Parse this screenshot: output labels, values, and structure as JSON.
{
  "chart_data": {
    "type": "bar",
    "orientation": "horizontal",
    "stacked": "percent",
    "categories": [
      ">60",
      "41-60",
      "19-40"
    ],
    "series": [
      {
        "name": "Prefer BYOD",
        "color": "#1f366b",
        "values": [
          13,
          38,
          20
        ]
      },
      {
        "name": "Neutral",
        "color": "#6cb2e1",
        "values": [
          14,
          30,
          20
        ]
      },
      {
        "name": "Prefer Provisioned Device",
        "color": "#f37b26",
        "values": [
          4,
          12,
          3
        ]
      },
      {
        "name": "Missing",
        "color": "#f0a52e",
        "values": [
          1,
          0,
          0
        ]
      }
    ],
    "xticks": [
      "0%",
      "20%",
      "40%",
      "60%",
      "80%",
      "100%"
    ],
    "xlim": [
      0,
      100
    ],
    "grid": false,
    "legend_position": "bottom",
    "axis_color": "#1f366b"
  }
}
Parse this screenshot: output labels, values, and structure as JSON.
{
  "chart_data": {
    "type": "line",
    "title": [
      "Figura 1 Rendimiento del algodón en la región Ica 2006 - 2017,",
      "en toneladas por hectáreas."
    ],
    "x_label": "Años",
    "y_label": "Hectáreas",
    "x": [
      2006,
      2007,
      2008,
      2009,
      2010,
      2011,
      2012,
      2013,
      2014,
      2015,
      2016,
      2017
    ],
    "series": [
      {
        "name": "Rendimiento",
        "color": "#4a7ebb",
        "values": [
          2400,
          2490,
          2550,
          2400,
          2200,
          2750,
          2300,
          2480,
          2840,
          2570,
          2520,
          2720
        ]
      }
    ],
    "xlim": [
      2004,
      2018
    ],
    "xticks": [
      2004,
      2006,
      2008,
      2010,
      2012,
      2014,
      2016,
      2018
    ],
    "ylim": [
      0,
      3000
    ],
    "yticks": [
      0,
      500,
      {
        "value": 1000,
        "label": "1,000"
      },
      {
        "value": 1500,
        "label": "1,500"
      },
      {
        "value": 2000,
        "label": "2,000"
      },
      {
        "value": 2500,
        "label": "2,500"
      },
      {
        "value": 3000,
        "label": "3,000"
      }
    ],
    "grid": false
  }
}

----

=== Exercise prompt ===
Look through the material above and work out how many of its lines contain "Prefer". State the number only.

=== Solution to the problem ===
2